Problem
Where does the string "words" appear? Copy every line of the entries below that holds it.

Provided records
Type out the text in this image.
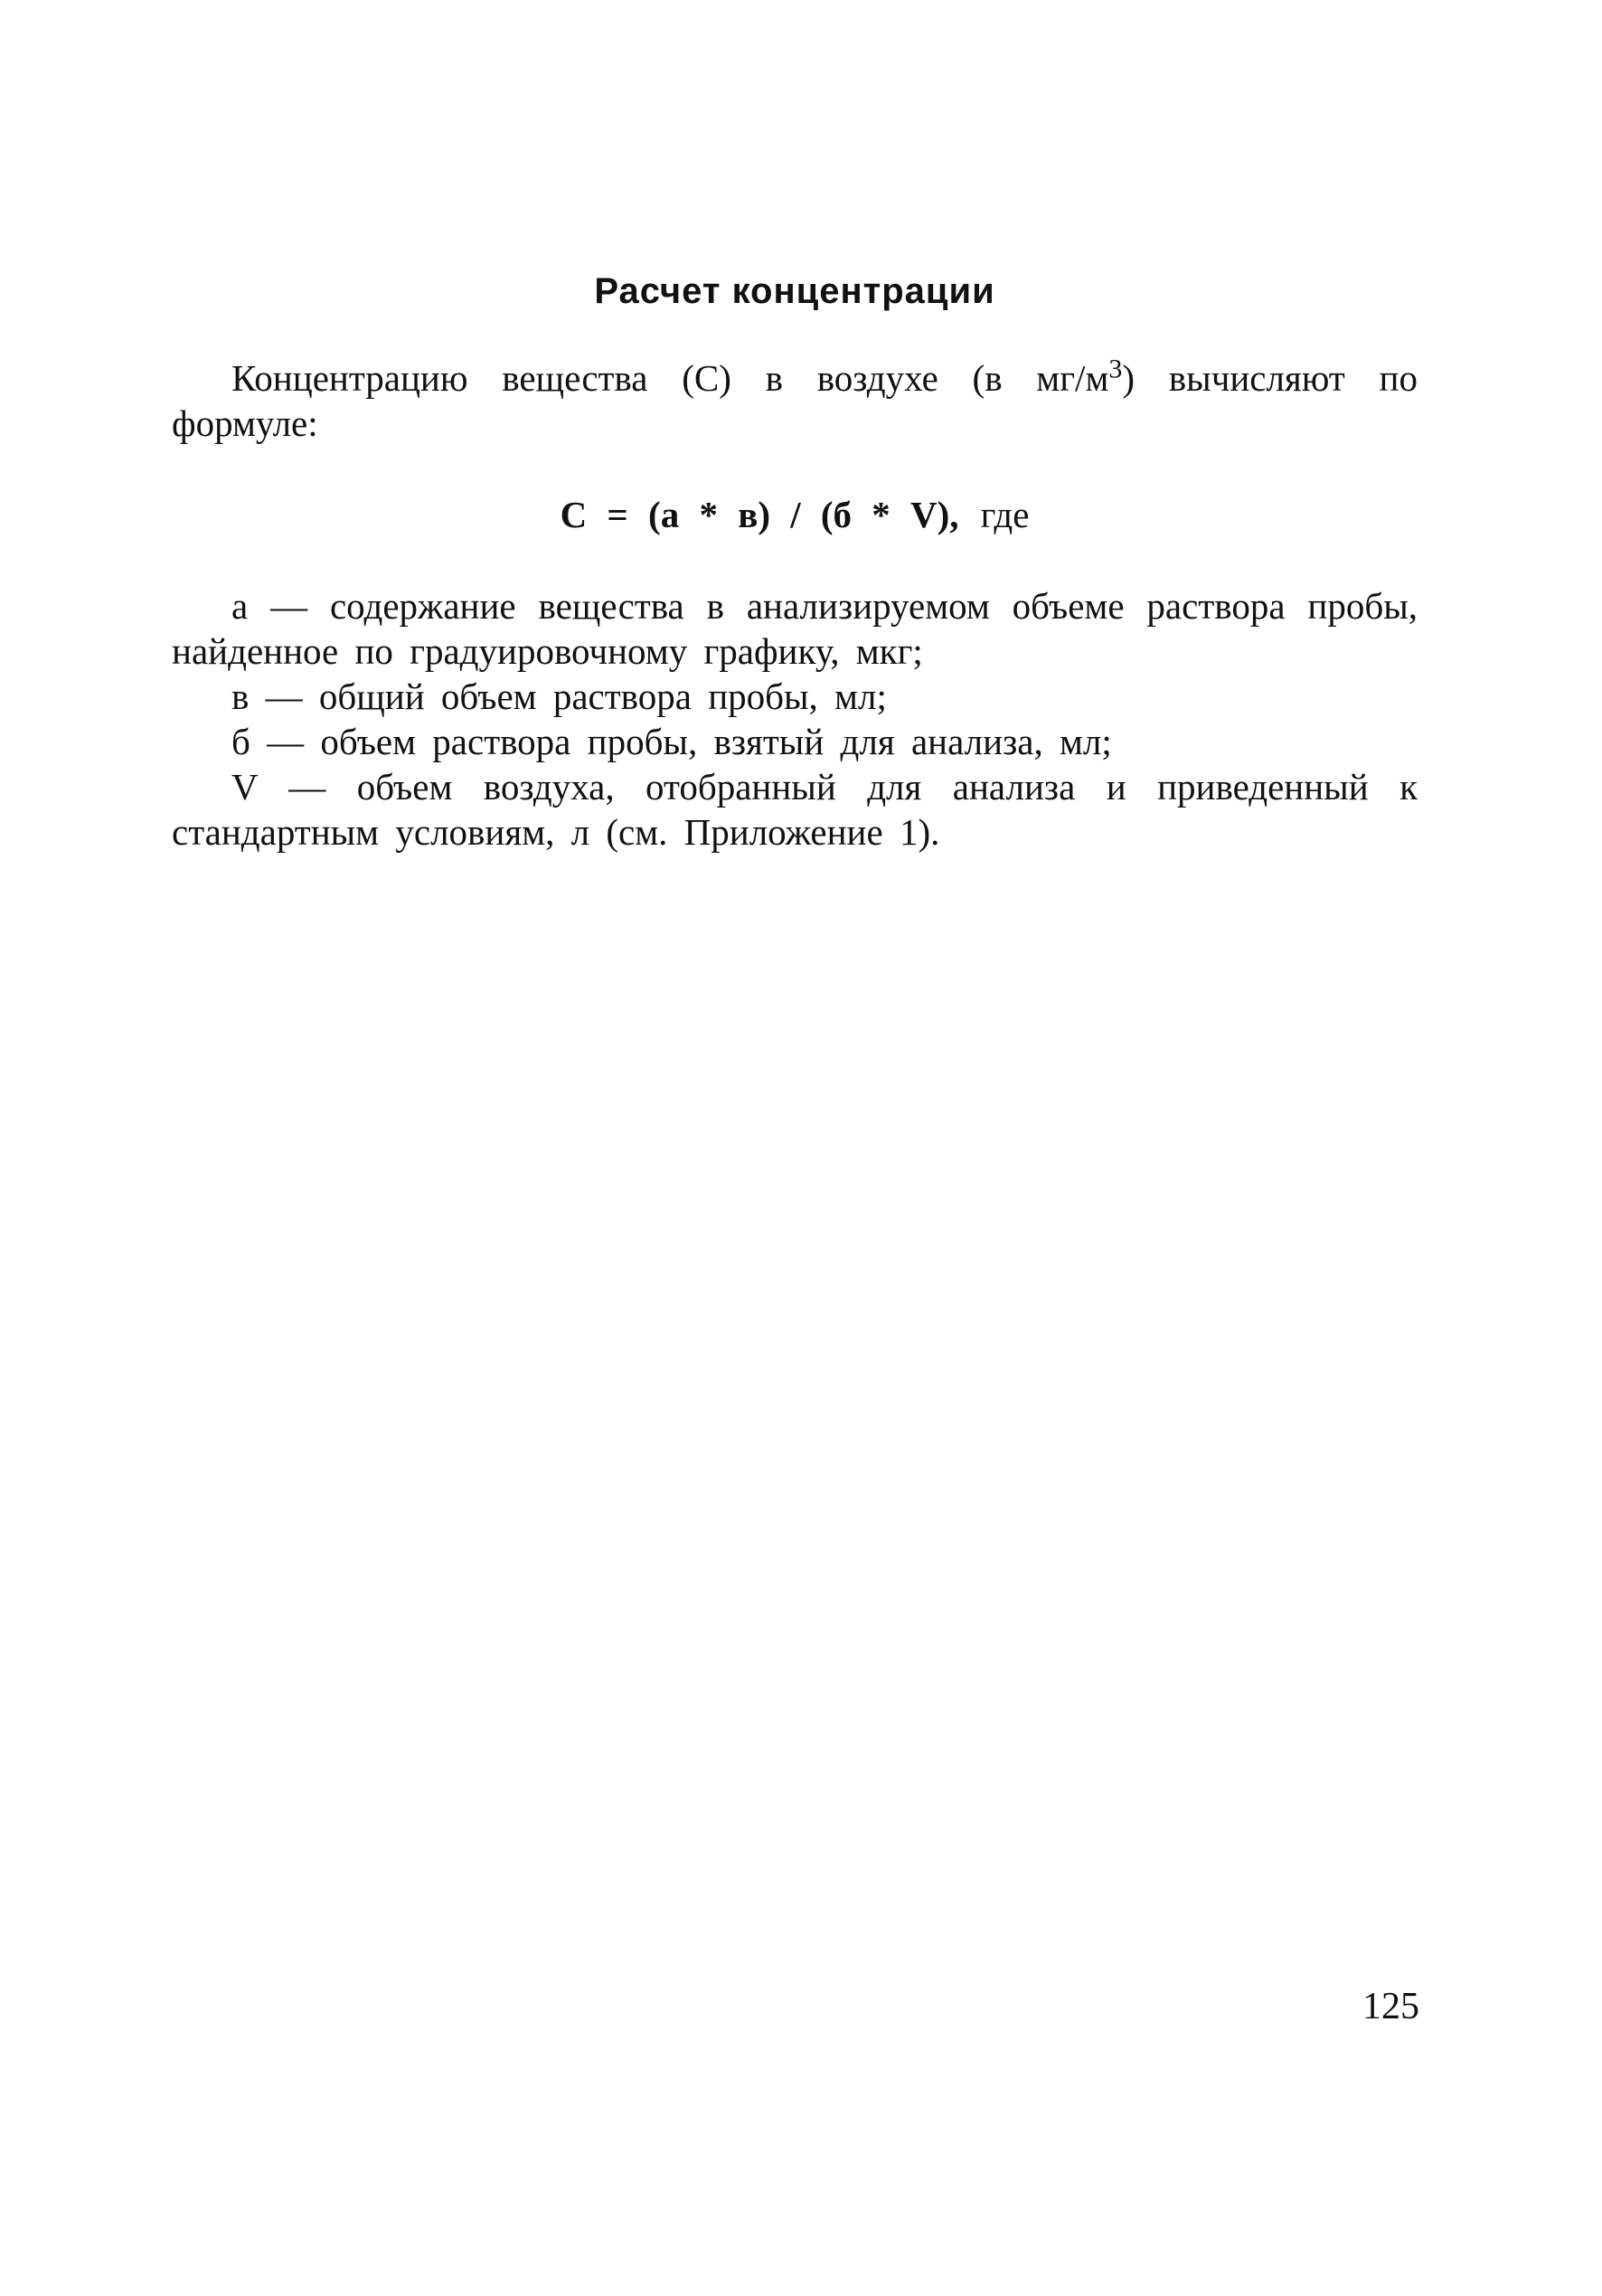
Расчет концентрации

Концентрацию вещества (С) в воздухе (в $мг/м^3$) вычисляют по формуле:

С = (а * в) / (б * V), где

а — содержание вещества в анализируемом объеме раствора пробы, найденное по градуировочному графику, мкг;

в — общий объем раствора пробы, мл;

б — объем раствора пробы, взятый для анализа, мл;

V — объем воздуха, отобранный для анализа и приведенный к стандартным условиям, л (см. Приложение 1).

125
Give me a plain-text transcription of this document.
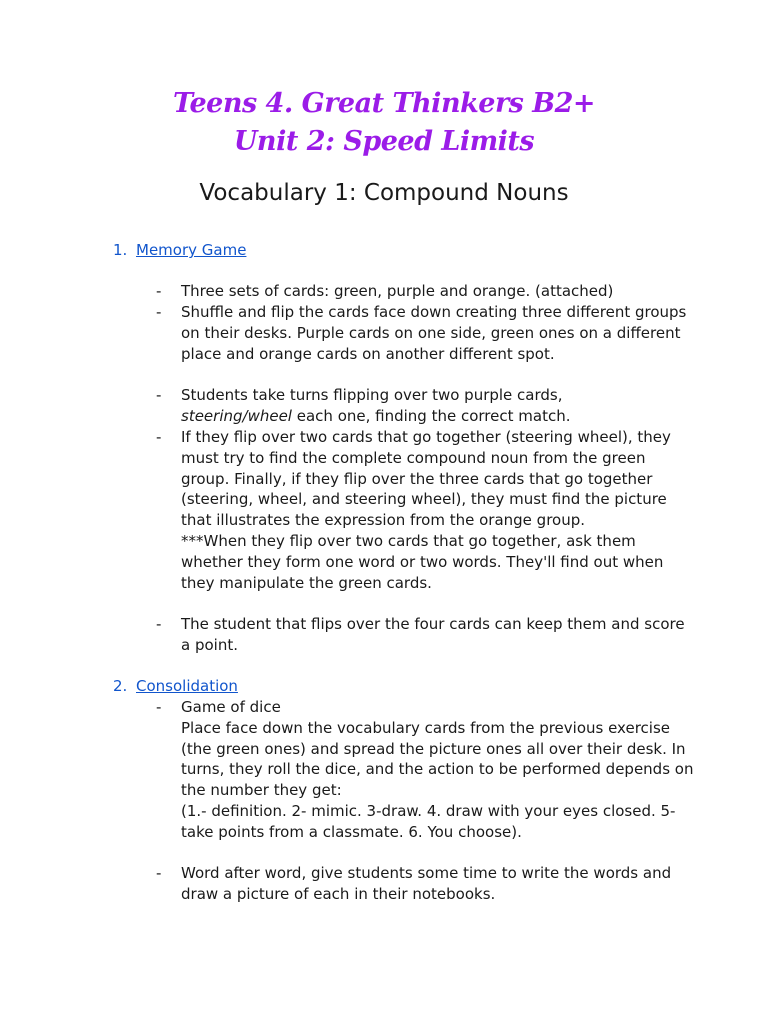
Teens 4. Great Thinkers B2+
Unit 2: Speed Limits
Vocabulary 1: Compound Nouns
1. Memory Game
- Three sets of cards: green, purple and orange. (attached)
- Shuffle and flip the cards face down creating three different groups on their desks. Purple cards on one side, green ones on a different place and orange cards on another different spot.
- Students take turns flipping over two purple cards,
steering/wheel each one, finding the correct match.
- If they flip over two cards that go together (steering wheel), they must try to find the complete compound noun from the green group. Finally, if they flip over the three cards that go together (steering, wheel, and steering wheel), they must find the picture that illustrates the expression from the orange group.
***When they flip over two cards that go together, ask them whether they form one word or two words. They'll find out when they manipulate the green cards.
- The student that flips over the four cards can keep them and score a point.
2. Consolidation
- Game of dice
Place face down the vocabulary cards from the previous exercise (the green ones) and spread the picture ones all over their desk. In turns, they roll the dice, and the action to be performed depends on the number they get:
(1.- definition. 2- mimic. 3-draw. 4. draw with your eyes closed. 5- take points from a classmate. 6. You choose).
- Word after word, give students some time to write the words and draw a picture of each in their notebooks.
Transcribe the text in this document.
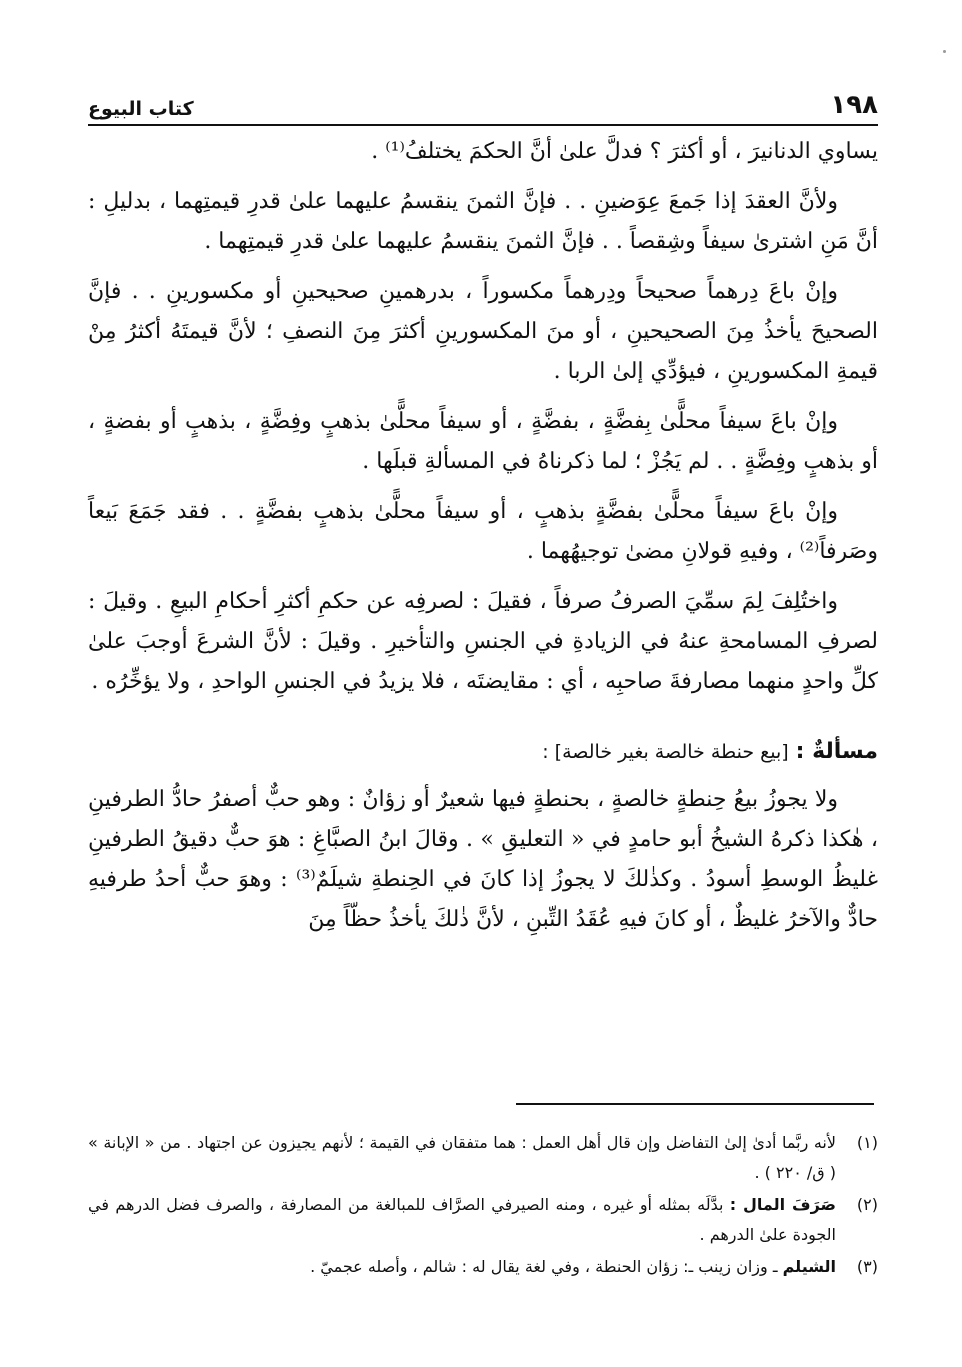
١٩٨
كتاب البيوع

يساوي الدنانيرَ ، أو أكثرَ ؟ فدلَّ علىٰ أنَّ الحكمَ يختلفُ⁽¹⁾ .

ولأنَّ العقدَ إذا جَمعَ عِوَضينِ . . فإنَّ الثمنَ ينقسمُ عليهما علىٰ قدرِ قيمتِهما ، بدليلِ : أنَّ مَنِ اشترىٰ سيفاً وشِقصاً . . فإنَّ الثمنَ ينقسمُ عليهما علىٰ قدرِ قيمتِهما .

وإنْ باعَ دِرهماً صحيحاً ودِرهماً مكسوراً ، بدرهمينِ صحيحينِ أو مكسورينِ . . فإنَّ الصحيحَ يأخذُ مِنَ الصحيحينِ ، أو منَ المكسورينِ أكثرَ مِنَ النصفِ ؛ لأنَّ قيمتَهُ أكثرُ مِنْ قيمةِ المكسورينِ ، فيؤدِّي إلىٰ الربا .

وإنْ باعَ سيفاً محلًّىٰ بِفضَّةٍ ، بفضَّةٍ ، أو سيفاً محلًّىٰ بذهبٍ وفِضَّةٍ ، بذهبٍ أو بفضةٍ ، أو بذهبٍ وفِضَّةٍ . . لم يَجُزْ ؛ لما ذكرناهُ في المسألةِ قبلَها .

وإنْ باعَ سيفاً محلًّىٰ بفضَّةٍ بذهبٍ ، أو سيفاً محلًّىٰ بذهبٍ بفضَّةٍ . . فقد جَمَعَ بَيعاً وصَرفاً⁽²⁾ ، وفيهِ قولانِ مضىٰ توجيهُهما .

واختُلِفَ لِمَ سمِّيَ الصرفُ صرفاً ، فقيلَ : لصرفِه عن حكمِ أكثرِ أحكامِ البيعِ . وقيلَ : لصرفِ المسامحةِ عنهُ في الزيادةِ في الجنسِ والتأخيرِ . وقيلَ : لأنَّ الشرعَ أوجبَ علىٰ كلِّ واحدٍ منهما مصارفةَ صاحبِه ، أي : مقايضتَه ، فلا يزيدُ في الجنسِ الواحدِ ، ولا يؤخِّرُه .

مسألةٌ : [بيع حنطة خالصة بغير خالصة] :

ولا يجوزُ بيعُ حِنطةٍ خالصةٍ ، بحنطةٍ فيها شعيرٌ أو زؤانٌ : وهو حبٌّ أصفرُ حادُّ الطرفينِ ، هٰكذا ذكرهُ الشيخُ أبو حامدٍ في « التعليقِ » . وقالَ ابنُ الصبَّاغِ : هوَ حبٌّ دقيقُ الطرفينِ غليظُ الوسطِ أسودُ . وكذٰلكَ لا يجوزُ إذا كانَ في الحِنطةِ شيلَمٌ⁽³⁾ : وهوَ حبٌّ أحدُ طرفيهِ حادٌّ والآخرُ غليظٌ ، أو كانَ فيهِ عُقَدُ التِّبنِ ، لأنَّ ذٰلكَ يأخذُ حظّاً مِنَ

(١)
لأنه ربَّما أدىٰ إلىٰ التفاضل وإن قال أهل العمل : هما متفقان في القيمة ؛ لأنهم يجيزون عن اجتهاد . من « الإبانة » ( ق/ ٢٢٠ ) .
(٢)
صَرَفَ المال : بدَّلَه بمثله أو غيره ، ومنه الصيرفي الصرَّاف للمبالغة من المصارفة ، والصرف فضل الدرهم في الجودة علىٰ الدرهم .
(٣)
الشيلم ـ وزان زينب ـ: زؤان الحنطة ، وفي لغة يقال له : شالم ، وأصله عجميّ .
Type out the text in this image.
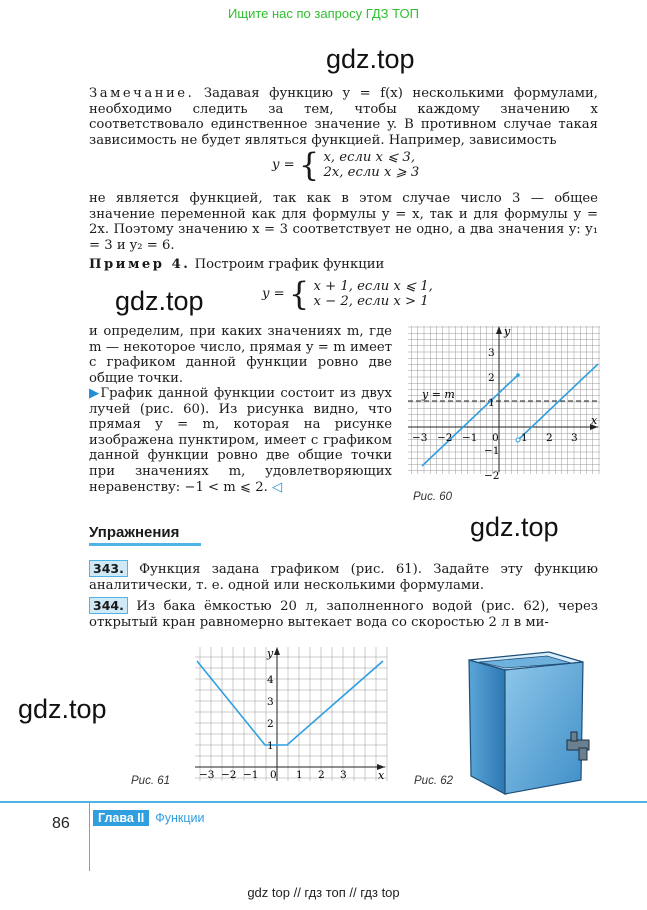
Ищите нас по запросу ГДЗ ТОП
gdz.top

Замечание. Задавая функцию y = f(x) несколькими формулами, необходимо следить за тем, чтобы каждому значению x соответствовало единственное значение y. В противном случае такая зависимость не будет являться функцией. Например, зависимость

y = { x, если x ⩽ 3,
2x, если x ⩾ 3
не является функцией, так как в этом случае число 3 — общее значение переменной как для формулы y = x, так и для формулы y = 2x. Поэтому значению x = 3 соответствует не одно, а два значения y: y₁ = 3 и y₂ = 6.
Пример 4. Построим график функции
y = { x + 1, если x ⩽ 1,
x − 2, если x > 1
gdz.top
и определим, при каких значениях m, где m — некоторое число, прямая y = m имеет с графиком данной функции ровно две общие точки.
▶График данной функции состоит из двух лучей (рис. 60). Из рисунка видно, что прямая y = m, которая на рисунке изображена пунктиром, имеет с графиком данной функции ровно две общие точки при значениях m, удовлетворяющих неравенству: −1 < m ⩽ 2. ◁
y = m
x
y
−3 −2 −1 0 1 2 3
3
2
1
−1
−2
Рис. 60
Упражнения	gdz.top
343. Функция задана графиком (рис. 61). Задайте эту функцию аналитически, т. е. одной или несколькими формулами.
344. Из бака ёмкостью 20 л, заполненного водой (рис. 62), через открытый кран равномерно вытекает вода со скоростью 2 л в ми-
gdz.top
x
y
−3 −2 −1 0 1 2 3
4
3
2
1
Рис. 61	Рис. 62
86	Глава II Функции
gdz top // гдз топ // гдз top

The response
***When they flip over two cards that go together, ask them whether they form one word or two words. They'll find out when they manipulate the green cards.
- Word after word, give students some time to write the words and draw a picture of each in their notebooks.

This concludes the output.